• Work instructions:
1. Answer these questions using the article on food production in Massachusetts and New England:
(a) How many acres of orchard trees has CHP already ripped up?
(b) What share of adults in Massachusetts reported living in a food insecure household in 2023?
(c) By what year does New England Feeding New England aim for 30% of the food consumed in New England to be produced there?
2. Reproduce word for word the passage of the article on food production in Massachusetts from "On the state" to "a glacial pace.".
3. Write the next part of the article on food production in Massachusetts and New England, picking up after its final sentence.

# Start of Text provided

The APR came with some red tape — for example, the orchard needed to apply for a special permit with MDAR to host its annual 5K run, since the event doesn’t have a direct agricultural purpose — but Buerschaper said the funds have helped ease financial fears about “the growing pains [that] never really stopped.” CHP has already ripped up three acres of orchard trees in order to create denser rows and to broaden the apple harvest season by replanting a greater variety of trees.
Still, there’s more to plant, more cold storage to purchase and more to plan — especially as the food insecurity crisis intensifies and the demand for fresh produce grows. One in three adults in Massachusetts reported living in a food insecure household in 2023, and a study by the Greater Boston Food Bank showed that three-quarters of people who depend on two or more food assistance programs, like SNAP, still reported struggling with food insecurity.
Representative Paul Schmid of Westport, who chairs the state legislature’s joint committee on agriculture, believes these considerations are urgent for New England. “There’s great pressure to build more housing, and at the same time we’ve outsourced the production of our food to other parts of the country,” Schmid said. “We read increasingly about the drying up of the aquifer in the midwest, where a lot of wheat is grown, and we all know about the drought out in California. It just seems as though we ought to be trying to feed ourselves better.”
In 2019, a group of seven food system planning organizations proposed an initiative for increasing regional food production in alignment with this imperative. Their plan, New England Feeding New England, laid out an ambitious vision for the region with one banner goal: for 30% of the food consumed in New England to be produced in New England by 2030.
At the Massachusetts Food Systems Collaborative, the organization representing the Bay State in this coalition, executive director Kristina Pechulis said NEFNE is currently planning its approach to meeting this goal.
On the state level, the Collaborative was one of three partners in developing the Mass. Farmland Action Plan, which outlines the state’s farm strategy until 2050. The organization also has eight priority bills before the legislature related to strengthening the local food system, but Pechulis said that without public push behind a bill or a single focusing event — like a drought — the legislature is known to work at a glacial pace.
“If you have a hurricane, it moves anything that's related to hurricanes up in importance,” said Pechulis, who is a lawyer by training and taught food policy at Simmons University for ten years. “We have a housing crisis too, but we're going to have a food crisis if we keep selling a lot of our land.”

# End of Text provided
# Start of Dataset entries

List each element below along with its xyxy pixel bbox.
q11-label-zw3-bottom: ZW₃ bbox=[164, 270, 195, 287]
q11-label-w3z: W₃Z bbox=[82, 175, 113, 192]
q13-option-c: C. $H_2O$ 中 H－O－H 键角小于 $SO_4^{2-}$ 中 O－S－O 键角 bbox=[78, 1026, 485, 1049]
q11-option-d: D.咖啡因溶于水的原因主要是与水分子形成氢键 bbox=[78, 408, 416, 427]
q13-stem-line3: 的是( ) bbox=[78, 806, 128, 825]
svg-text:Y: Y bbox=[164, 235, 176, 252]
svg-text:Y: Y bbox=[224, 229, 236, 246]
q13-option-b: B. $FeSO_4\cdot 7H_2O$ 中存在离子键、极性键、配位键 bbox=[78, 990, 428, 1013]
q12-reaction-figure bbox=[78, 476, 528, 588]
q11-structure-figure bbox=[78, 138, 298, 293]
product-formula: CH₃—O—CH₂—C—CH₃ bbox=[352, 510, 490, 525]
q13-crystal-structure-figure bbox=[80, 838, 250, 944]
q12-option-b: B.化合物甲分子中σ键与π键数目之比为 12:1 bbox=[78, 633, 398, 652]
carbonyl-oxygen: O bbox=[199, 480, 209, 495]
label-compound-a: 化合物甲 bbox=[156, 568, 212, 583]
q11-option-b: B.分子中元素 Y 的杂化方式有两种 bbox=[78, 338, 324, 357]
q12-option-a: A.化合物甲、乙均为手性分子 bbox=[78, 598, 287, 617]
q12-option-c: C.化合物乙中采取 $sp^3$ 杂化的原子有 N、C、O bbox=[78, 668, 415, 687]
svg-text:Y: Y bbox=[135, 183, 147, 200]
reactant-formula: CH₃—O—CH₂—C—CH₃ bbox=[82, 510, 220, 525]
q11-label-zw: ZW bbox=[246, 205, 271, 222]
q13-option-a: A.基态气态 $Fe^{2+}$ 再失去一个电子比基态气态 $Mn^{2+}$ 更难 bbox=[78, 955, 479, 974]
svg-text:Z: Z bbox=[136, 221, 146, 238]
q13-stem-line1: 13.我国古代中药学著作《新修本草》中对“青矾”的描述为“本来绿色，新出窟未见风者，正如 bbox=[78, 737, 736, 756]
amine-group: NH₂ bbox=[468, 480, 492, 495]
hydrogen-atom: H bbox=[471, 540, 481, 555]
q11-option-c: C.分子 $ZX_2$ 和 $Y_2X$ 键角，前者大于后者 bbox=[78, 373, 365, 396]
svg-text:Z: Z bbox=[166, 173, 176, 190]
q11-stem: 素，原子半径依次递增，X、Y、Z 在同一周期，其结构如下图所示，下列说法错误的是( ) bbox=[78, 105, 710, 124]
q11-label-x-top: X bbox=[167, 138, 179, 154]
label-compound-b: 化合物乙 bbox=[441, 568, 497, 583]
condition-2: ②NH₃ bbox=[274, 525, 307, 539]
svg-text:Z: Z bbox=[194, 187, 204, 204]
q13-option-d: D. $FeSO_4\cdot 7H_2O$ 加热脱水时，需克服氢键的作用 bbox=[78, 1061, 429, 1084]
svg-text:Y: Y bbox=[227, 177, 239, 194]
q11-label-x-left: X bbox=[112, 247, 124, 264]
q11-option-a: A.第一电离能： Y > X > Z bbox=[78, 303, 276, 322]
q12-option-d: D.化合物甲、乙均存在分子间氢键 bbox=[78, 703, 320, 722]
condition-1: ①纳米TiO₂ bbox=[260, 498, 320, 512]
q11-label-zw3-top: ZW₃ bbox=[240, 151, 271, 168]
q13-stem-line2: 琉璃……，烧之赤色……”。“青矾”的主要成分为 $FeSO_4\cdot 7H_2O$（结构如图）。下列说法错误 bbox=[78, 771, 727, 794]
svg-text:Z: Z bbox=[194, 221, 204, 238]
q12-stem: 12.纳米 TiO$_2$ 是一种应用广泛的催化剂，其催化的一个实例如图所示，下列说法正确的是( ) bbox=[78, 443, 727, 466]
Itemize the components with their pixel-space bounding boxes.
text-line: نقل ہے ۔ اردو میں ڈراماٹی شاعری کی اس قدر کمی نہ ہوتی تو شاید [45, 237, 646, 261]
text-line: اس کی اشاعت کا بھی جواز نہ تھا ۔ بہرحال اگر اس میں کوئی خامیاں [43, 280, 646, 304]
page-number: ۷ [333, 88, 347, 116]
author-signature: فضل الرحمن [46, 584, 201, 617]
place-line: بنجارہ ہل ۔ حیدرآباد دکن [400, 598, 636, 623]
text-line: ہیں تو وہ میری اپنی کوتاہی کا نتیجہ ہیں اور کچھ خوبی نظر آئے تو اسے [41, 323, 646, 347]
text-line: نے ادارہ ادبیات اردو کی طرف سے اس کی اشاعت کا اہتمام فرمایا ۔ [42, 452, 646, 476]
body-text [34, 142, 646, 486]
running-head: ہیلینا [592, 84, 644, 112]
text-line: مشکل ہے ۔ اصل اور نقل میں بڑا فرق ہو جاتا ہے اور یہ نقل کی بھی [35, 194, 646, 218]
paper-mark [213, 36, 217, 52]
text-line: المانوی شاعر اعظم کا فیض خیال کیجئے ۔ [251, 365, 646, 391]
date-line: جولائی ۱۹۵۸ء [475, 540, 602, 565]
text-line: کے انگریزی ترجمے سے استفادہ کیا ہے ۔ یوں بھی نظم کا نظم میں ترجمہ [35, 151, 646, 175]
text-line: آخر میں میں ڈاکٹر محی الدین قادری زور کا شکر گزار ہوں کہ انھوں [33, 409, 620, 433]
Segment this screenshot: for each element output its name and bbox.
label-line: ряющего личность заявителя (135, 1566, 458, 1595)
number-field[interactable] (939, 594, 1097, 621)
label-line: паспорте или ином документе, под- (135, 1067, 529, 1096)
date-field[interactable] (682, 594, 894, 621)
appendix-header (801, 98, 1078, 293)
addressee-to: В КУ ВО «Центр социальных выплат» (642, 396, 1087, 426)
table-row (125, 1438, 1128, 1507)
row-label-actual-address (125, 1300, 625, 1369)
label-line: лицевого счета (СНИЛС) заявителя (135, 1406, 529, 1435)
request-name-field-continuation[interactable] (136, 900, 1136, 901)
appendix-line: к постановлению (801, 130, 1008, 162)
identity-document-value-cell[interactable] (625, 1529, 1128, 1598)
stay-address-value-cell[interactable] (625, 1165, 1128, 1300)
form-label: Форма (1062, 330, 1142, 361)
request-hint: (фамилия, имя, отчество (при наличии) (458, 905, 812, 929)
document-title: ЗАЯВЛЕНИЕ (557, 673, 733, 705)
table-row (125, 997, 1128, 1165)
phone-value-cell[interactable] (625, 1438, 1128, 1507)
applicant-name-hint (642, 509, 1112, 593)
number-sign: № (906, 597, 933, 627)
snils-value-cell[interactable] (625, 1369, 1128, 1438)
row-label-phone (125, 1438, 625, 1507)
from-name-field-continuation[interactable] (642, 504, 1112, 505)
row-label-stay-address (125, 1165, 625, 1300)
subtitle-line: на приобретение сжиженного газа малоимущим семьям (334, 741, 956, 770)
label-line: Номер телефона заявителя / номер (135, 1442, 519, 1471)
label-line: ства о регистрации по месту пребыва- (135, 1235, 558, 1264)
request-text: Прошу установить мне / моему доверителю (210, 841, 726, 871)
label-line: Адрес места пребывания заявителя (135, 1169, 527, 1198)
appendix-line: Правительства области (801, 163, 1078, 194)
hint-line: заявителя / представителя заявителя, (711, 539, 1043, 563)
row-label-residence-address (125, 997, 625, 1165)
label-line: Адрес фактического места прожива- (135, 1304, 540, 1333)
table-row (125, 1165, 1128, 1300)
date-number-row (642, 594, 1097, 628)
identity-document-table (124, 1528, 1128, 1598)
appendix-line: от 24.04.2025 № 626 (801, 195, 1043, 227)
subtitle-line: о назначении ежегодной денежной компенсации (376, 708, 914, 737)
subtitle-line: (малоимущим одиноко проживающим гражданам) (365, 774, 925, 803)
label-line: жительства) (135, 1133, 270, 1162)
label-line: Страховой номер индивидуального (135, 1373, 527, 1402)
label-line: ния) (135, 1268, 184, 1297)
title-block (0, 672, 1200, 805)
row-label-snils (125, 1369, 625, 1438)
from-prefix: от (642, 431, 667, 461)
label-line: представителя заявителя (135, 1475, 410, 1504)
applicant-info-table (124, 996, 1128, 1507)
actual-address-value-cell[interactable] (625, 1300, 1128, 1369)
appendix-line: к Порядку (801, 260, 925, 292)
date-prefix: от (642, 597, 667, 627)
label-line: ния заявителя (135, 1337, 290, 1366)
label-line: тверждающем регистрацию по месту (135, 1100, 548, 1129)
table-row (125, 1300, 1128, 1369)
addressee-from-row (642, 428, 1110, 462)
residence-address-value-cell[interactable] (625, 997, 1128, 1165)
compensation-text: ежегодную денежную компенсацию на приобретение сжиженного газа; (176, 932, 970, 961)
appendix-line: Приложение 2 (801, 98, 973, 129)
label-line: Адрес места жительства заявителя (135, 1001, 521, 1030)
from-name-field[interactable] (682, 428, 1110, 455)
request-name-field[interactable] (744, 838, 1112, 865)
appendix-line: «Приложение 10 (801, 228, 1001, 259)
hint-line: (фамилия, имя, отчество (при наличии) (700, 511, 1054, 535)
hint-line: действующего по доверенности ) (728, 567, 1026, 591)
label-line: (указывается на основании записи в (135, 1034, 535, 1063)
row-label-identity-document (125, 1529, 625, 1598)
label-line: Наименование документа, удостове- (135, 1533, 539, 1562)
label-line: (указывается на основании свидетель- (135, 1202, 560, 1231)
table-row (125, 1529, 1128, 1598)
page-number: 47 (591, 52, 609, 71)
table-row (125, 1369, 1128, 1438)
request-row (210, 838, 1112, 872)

# End of Dataset entries

• Answers provided:
1.
(a) Three acres.
(b) One in three.
(c) 2030.

2.
On the state level, the Collaborative was one of three partners in developing the Mass. Farmland Action Plan, which outlines the state’s farm strategy until 2050. The organization also has eight priority bills before the legislature related to strengthening the local food system, but Pechulis said that without public push behind a bill or a single focusing event — like a drought — the legislature is known to work at a glacial pace.

3.
In July 2001, Dean Mazzarella stood on Pleasant St., where the road bends and slices across Sholan Farm in Leominster, and accepted a check from the state for $2.6 million and another for $1.58 million to purchase the farm and to conserve it as farmland in perpetuity.
Mazzarella has been mayor of Leominster for more than thirty years, and by 2001 he had already seen numerous farms in and around the city succumb to a fate that Sholan Farm only narrowly escaped. Over time, Sholan’s owners had aged and stopped farming the land. Their children had no interest in taking over the family business and, when the land entered the real estate market in 1999, developers drafted a plan to convert the farm’s 167 acres into houses.
That’s when the possibility arose for the city to buy the land instead. Mazzarella found an ally in Joanne DiNardo, a retired corporate Verizon manager who remembered when financial headwinds pushed her grandfather to sell his orchard and dairy farm.
“Too many farms have been let go,” DiNardo said, flipping through binders of maps, documents and business plans mere feet away from where city and state officials inaugurated Sholan’s new ownership in 2001. “I always feel like I should have been able to save them, somebody should have been able to save them.”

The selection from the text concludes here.